-- Start Data to use --

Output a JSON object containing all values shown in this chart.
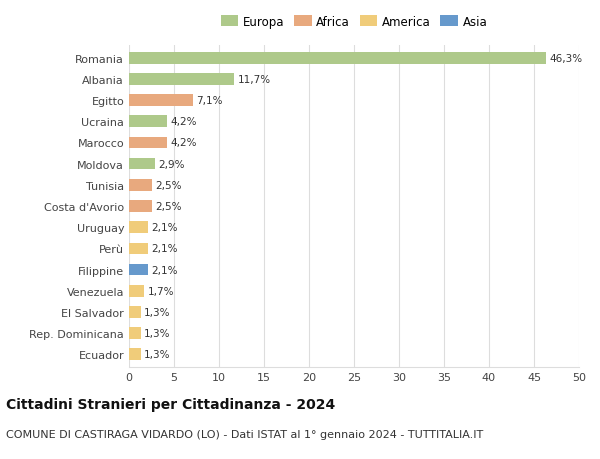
{
  "countries": [
    "Romania",
    "Albania",
    "Egitto",
    "Ucraina",
    "Marocco",
    "Moldova",
    "Tunisia",
    "Costa d'Avorio",
    "Uruguay",
    "Perù",
    "Filippine",
    "Venezuela",
    "El Salvador",
    "Rep. Dominicana",
    "Ecuador"
  ],
  "values": [
    46.3,
    11.7,
    7.1,
    4.2,
    4.2,
    2.9,
    2.5,
    2.5,
    2.1,
    2.1,
    2.1,
    1.7,
    1.3,
    1.3,
    1.3
  ],
  "labels": [
    "46,3%",
    "11,7%",
    "7,1%",
    "4,2%",
    "4,2%",
    "2,9%",
    "2,5%",
    "2,5%",
    "2,1%",
    "2,1%",
    "2,1%",
    "1,7%",
    "1,3%",
    "1,3%",
    "1,3%"
  ],
  "continents": [
    "Europa",
    "Europa",
    "Africa",
    "Europa",
    "Africa",
    "Europa",
    "Africa",
    "Africa",
    "America",
    "America",
    "Asia",
    "America",
    "America",
    "America",
    "America"
  ],
  "continent_colors": {
    "Europa": "#aec98a",
    "Africa": "#e8a97e",
    "America": "#f0cc7a",
    "Asia": "#6699cc"
  },
  "legend_order": [
    "Europa",
    "Africa",
    "America",
    "Asia"
  ],
  "title": "Cittadini Stranieri per Cittadinanza - 2024",
  "subtitle": "COMUNE DI CASTIRAGA VIDARDO (LO) - Dati ISTAT al 1° gennaio 2024 - TUTTITALIA.IT",
  "xlim": [
    0,
    50
  ],
  "xticks": [
    0,
    5,
    10,
    15,
    20,
    25,
    30,
    35,
    40,
    45,
    50
  ],
  "background_color": "#ffffff",
  "grid_color": "#dddddd",
  "bar_height": 0.55,
  "title_fontsize": 10,
  "subtitle_fontsize": 8,
  "label_fontsize": 7.5,
  "tick_fontsize": 8,
  "legend_fontsize": 8.5
}
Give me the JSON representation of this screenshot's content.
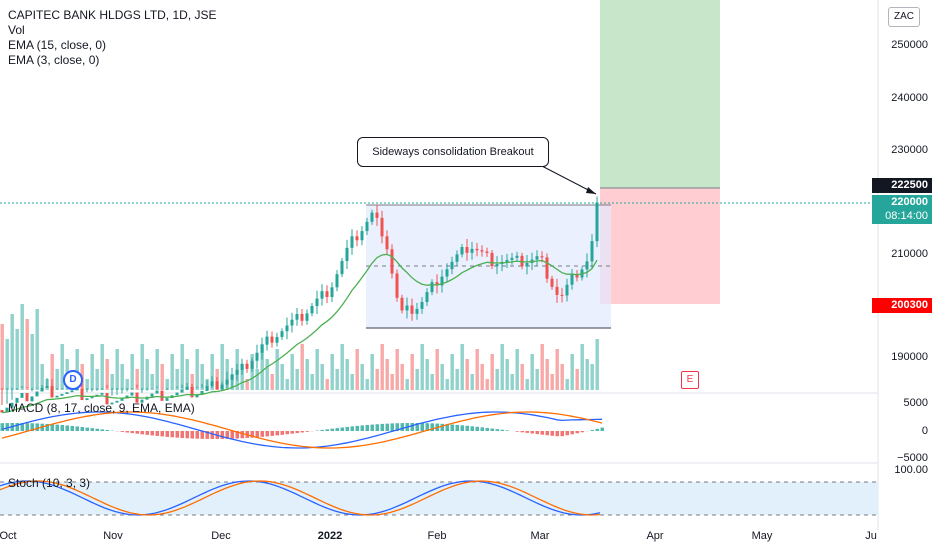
{
  "header": {
    "symbol": "CAPITEC BANK HLDGS LTD, 1D, JSE",
    "indicators": [
      "Vol",
      "EMA (15, close, 0)",
      "EMA (3, close, 0)"
    ]
  },
  "currency_button": "ZAC",
  "price_axis": {
    "ticks": [
      "250000",
      "240000",
      "230000",
      "210000",
      "190000"
    ]
  },
  "price_tags": {
    "target": "222500",
    "current": "220000",
    "countdown": "08:14:00",
    "stop": "200300"
  },
  "macd": {
    "label": "MACD (8, 17, close, 9, EMA, EMA)",
    "ticks": [
      "5000",
      "0",
      "−5000"
    ]
  },
  "stoch": {
    "label": "Stoch (10, 3, 3)",
    "ticks": [
      "100.00"
    ]
  },
  "time_axis": {
    "labels": [
      "Oct",
      "Nov",
      "Dec",
      "2022",
      "Feb",
      "Mar",
      "Apr",
      "May",
      "Ju"
    ]
  },
  "annotation": "Sideways consolidation Breakout",
  "badges": {
    "dividend": "D",
    "earnings": "E"
  },
  "colors": {
    "up": "#26a69a",
    "down": "#ef5350",
    "ema_slow": "#4caf50",
    "ema_fast": "#f23645",
    "macd_line": "#2962ff",
    "signal_line": "#ff6d00",
    "target_zone": "#c8e6c9",
    "stop_zone": "#ffcdd2",
    "range_box": "#e3eaff"
  }
}
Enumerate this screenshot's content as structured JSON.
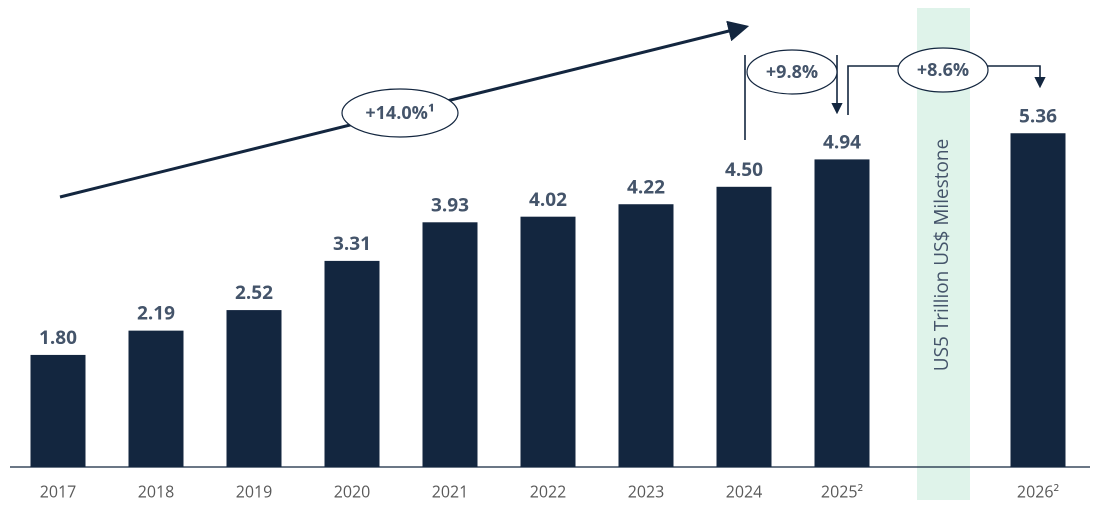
{
  "chart_data": {
    "type": "bar",
    "categories": [
      "2017",
      "2018",
      "2019",
      "2020",
      "2021",
      "2022",
      "2023",
      "2024",
      "2025²",
      null,
      "2026²"
    ],
    "values": [
      1.8,
      2.19,
      2.52,
      3.31,
      3.93,
      4.02,
      4.22,
      4.5,
      4.94,
      null,
      5.36
    ],
    "value_labels": [
      "1.80",
      "2.19",
      "2.52",
      "3.31",
      "3.93",
      "4.02",
      "4.22",
      "4.50",
      "4.94",
      null,
      "5.36"
    ],
    "color": "#13263f",
    "ylim": [
      0,
      7.5
    ],
    "annotations": [
      "+14.0%¹",
      "+9.8%",
      "+8.6%",
      "US5 Trillion US$ Milestone"
    ]
  }
}
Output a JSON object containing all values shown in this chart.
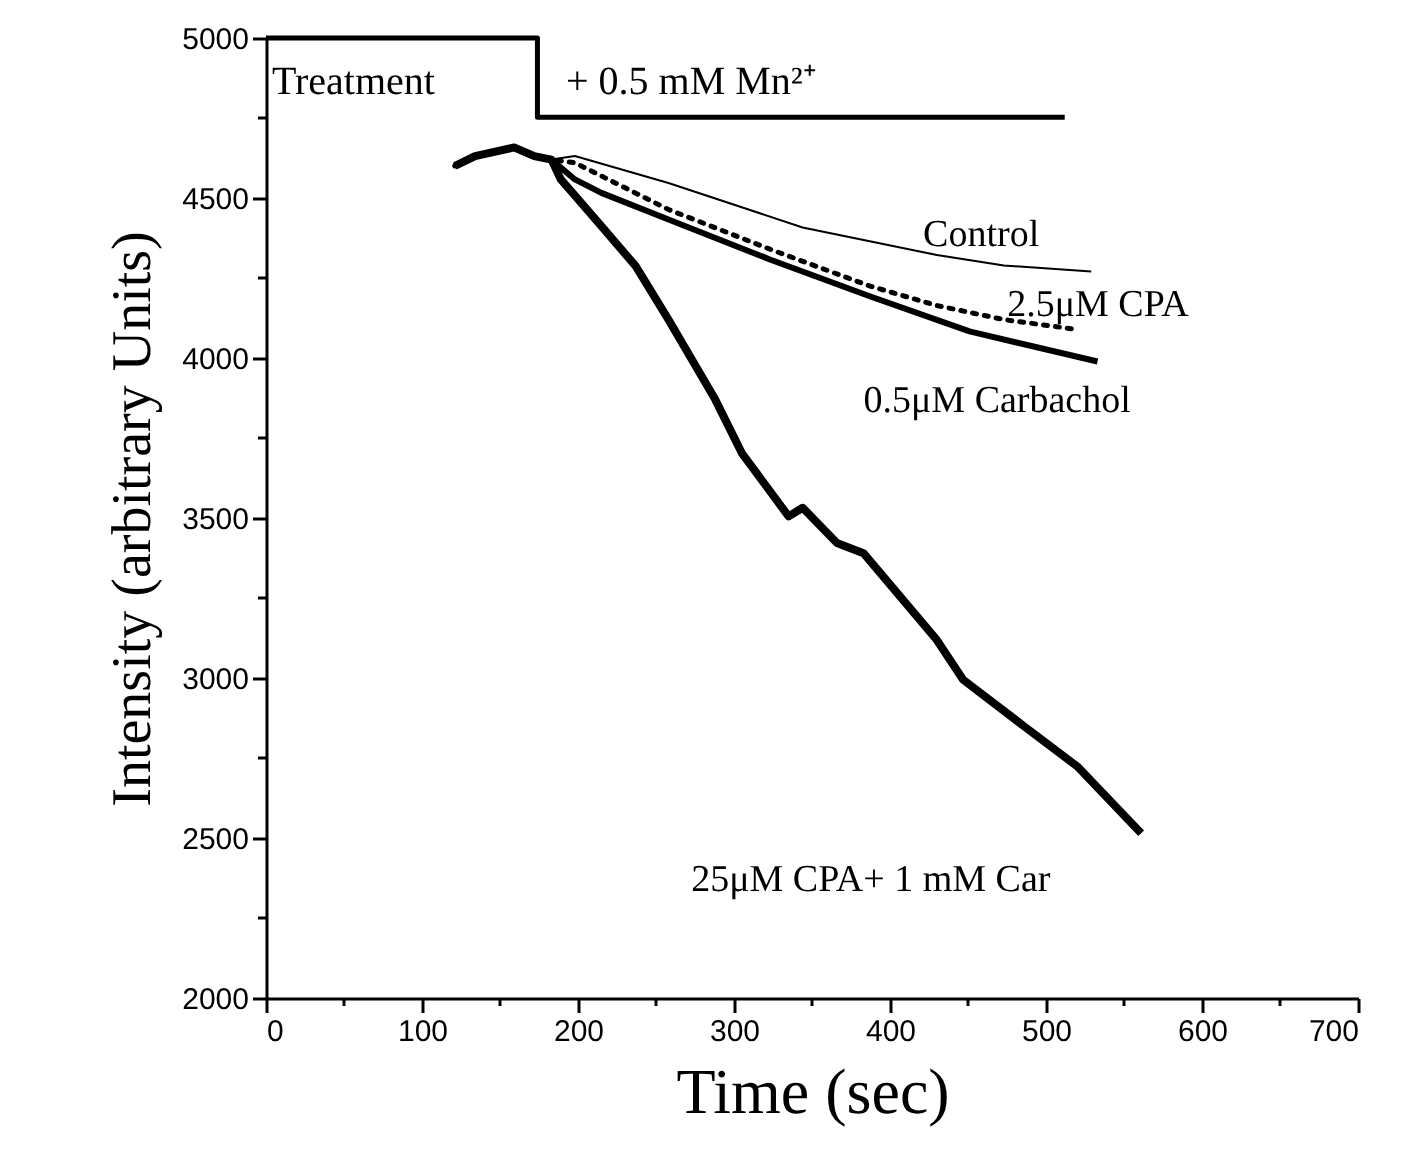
{
  "chart_data": {
    "type": "line",
    "xlabel": "Time (sec)",
    "ylabel": "Intensity (arbitrary Units)",
    "xlim": [
      0,
      700
    ],
    "ylim": [
      2000,
      5000
    ],
    "xticks": [
      0,
      {
        "value": 50,
        "label": null
      },
      100,
      {
        "value": 150,
        "label": null
      },
      200,
      {
        "value": 250,
        "label": null
      },
      300,
      {
        "value": 350,
        "label": null
      },
      400,
      {
        "value": 450,
        "label": null
      },
      500,
      {
        "value": 550,
        "label": null
      },
      600,
      {
        "value": 650,
        "label": null
      },
      700
    ],
    "yticks": [
      2000,
      {
        "value": 2250,
        "label": null
      },
      2500,
      {
        "value": 2750,
        "label": null
      },
      3000,
      {
        "value": 3250,
        "label": null
      },
      3500,
      {
        "value": 3750,
        "label": null
      },
      4000,
      {
        "value": 4250,
        "label": null
      },
      4500,
      {
        "value": 4750,
        "label": null
      },
      5000
    ],
    "grid": false,
    "legend": false,
    "marker": "none",
    "series": [
      {
        "type": "step",
        "color": "#000000",
        "line_style": "solid",
        "x": [
          0,
          174,
          512
        ],
        "values": [
          5000,
          4752,
          4752
        ]
      },
      {
        "name": "Control",
        "color": "#000000",
        "line_style": "solid",
        "x": [
          121,
          134,
          159,
          172,
          183,
          198,
          258,
          344,
          430,
          473,
          529
        ],
        "values": [
          4600,
          4631,
          4658,
          4631,
          4620,
          4631,
          4547,
          4408,
          4322,
          4289,
          4270
        ]
      },
      {
        "name": "2.5μM CPA",
        "color": "#000000",
        "line_style": "dotted",
        "x": [
          121,
          134,
          159,
          172,
          183,
          198,
          258,
          323,
          387,
          430,
          473,
          520
        ],
        "values": [
          4600,
          4631,
          4658,
          4631,
          4620,
          4610,
          4464,
          4340,
          4225,
          4164,
          4120,
          4089
        ]
      },
      {
        "name": "0.5μM Carbachol",
        "color": "#000000",
        "line_style": "solid",
        "x": [
          121,
          134,
          159,
          172,
          183,
          198,
          215,
          258,
          323,
          387,
          451,
          533
        ],
        "values": [
          4600,
          4631,
          4658,
          4631,
          4620,
          4558,
          4516,
          4433,
          4308,
          4193,
          4083,
          3989
        ]
      },
      {
        "name": "25μM CPA+ 1 mM Car",
        "color": "#000000",
        "line_style": "solid",
        "x": [
          121,
          134,
          159,
          172,
          183,
          189,
          215,
          237,
          258,
          288,
          305,
          335,
          344,
          366,
          383,
          430,
          447,
          486,
          520,
          561
        ],
        "values": [
          4600,
          4631,
          4658,
          4631,
          4620,
          4558,
          4412,
          4287,
          4120,
          3870,
          3703,
          3505,
          3532,
          3422,
          3390,
          3119,
          2994,
          2849,
          2724,
          2515
        ]
      }
    ],
    "annotations": [
      "Treatment",
      "+ 0.5 mM Mn²⁺"
    ]
  }
}
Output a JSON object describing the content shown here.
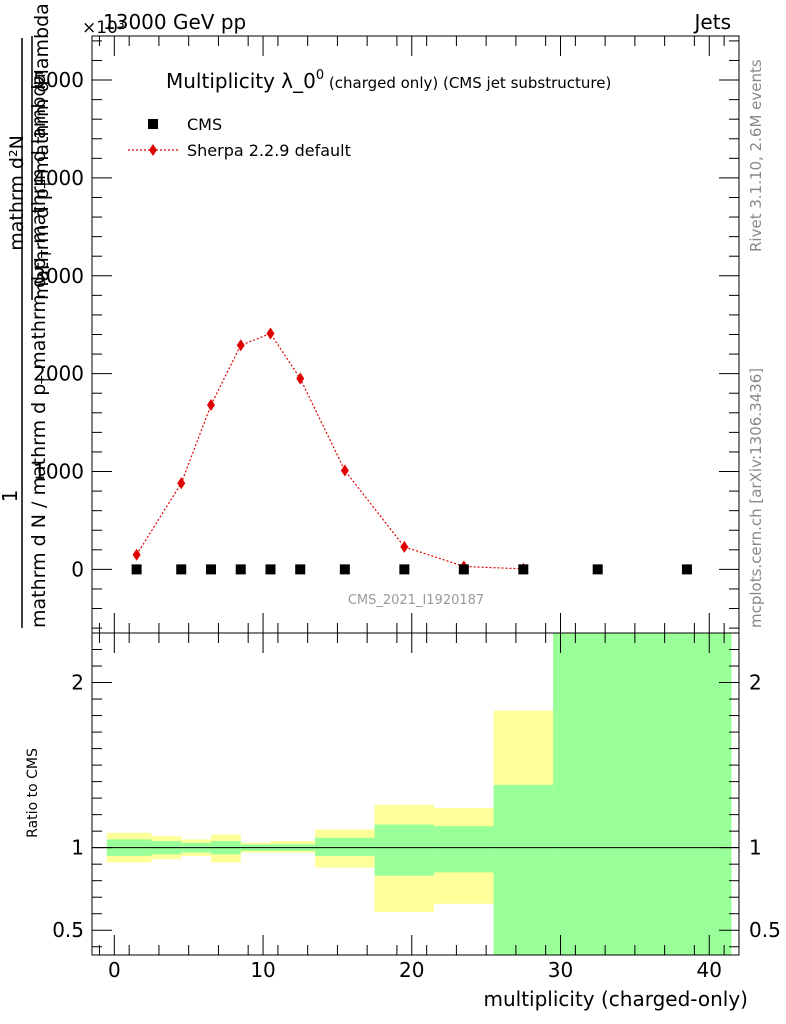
{
  "header": {
    "left": "13000 GeV pp",
    "right": "Jets",
    "exponent": "×10³"
  },
  "side": {
    "rivet": "Rivet 3.1.10,  2.6M events",
    "mcplots": "mcplots.cern.ch [arXiv:1306.3436]"
  },
  "chart_data": {
    "type": "scatter",
    "title_main": "Multiplicity λ_0",
    "title_sup": "0",
    "title_small": " (charged only) (CMS jet substructure)",
    "watermark": "CMS_2021_I1920187",
    "xlabel": "multiplicity (charged-only)",
    "ylabel_numerator_1": "mathrm d²N",
    "ylabel_numerator_2": "mathrm d p",
    "ylabel_numerator_sub": "T",
    "ylabel_numerator_3": " mathrm d lambda",
    "ylabel_denominator_1": "mathrm d N / mathrm d p",
    "ylabel_denominator_sub": "T",
    "ylabel_denominator_2": " mathrm d p",
    "ylabel_denominator_sub2": "T",
    "ylabel_denominator_3": " mathrm d lambda",
    "ylabel_one": "1",
    "ratio_ylabel": "Ratio to CMS",
    "xlim": [
      -1.5,
      42
    ],
    "ylim_main": [
      -6.5,
      54.5
    ],
    "ylim_ratio": [
      0.35,
      2.3
    ],
    "x_ticks": [
      0,
      10,
      20,
      30,
      40
    ],
    "x_tick_labels": [
      "0",
      "10",
      "20",
      "30",
      "40"
    ],
    "y_ticks_main": [
      0,
      10,
      20,
      30,
      40,
      50
    ],
    "y_tick_labels_main": [
      "0",
      "1000",
      "2000",
      "3000",
      "4000",
      "5000"
    ],
    "y_ticks_ratio": [
      0.5,
      1,
      2
    ],
    "y_tick_labels_ratio": [
      "0.5",
      "1",
      "2"
    ],
    "legend_position": "top-left",
    "series": [
      {
        "name": "CMS",
        "marker": "square",
        "color": "#000000",
        "x": [
          1.5,
          4.5,
          6.5,
          8.5,
          10.5,
          12.5,
          15.5,
          19.5,
          23.5,
          27.5,
          32.5,
          38.5
        ],
        "y": [
          0,
          0,
          0,
          0,
          0,
          0,
          0,
          0,
          0,
          0,
          0,
          0
        ]
      },
      {
        "name": "Sherpa 2.2.9 default",
        "marker": "diamond",
        "color": "#e00000",
        "x": [
          1.5,
          4.5,
          6.5,
          8.5,
          10.5,
          12.5,
          15.5,
          19.5,
          23.5,
          27.5
        ],
        "y": [
          1.5,
          8.8,
          16.8,
          22.9,
          24.1,
          19.5,
          10.1,
          2.3,
          0.3,
          0.05
        ]
      }
    ],
    "ratio_bands": [
      {
        "x0": -0.5,
        "x1": 2.5,
        "y_in": [
          0.95,
          1.05
        ],
        "y_out": [
          0.91,
          1.09
        ]
      },
      {
        "x0": 2.5,
        "x1": 4.5,
        "y_in": [
          0.96,
          1.04
        ],
        "y_out": [
          0.93,
          1.07
        ]
      },
      {
        "x0": 4.5,
        "x1": 6.5,
        "y_in": [
          0.97,
          1.03
        ],
        "y_out": [
          0.95,
          1.05
        ]
      },
      {
        "x0": 6.5,
        "x1": 8.5,
        "y_in": [
          0.96,
          1.04
        ],
        "y_out": [
          0.91,
          1.08
        ]
      },
      {
        "x0": 8.5,
        "x1": 10.5,
        "y_in": [
          0.98,
          1.02
        ],
        "y_out": [
          0.97,
          1.03
        ]
      },
      {
        "x0": 10.5,
        "x1": 13.5,
        "y_in": [
          0.98,
          1.02
        ],
        "y_out": [
          0.97,
          1.04
        ]
      },
      {
        "x0": 13.5,
        "x1": 17.5,
        "y_in": [
          0.95,
          1.06
        ],
        "y_out": [
          0.88,
          1.11
        ]
      },
      {
        "x0": 17.5,
        "x1": 21.5,
        "y_in": [
          0.83,
          1.14
        ],
        "y_out": [
          0.61,
          1.26
        ]
      },
      {
        "x0": 21.5,
        "x1": 25.5,
        "y_in": [
          0.85,
          1.13
        ],
        "y_out": [
          0.66,
          1.24
        ]
      },
      {
        "x0": 25.5,
        "x1": 29.5,
        "y_in": [
          0.35,
          1.38
        ],
        "y_out": [
          0.35,
          1.83
        ]
      },
      {
        "x0": 29.5,
        "x1": 41.5,
        "y_in": [
          0.35,
          2.3
        ],
        "y_out": [
          0.35,
          2.3
        ]
      }
    ],
    "colors": {
      "inner_band": "#99ff99",
      "outer_band": "#ffff99",
      "watermark": "#999999",
      "side_text": "#888888"
    }
  }
}
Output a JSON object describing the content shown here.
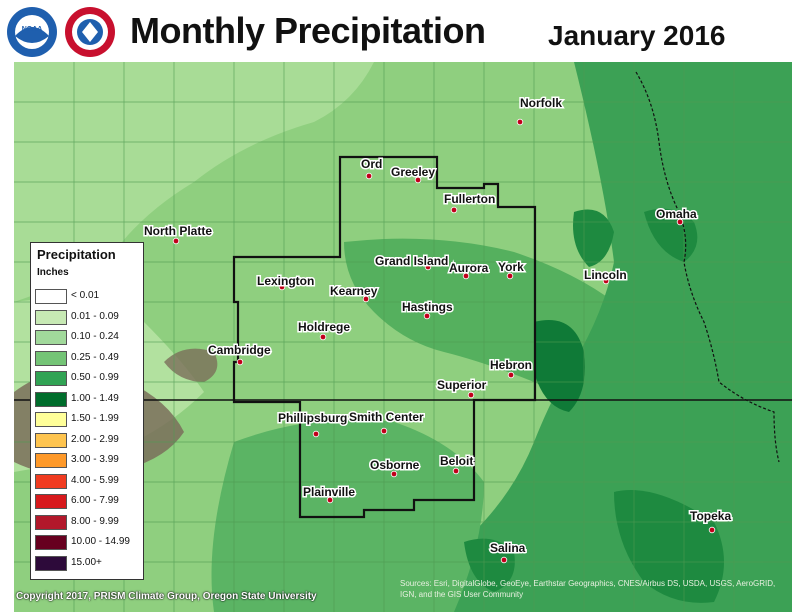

-- End Data to use --

Select all lines in the listing that include the word "name".

**Exercise output:**
        "name": "Control",
        "name": "2.5μM CPA",
        "name": "0.5μM Carbachol",
        "name": "25μM CPA+ 1 mM Car",
        "name": "CMS",
        "name": "Sherpa 2.2.9 default",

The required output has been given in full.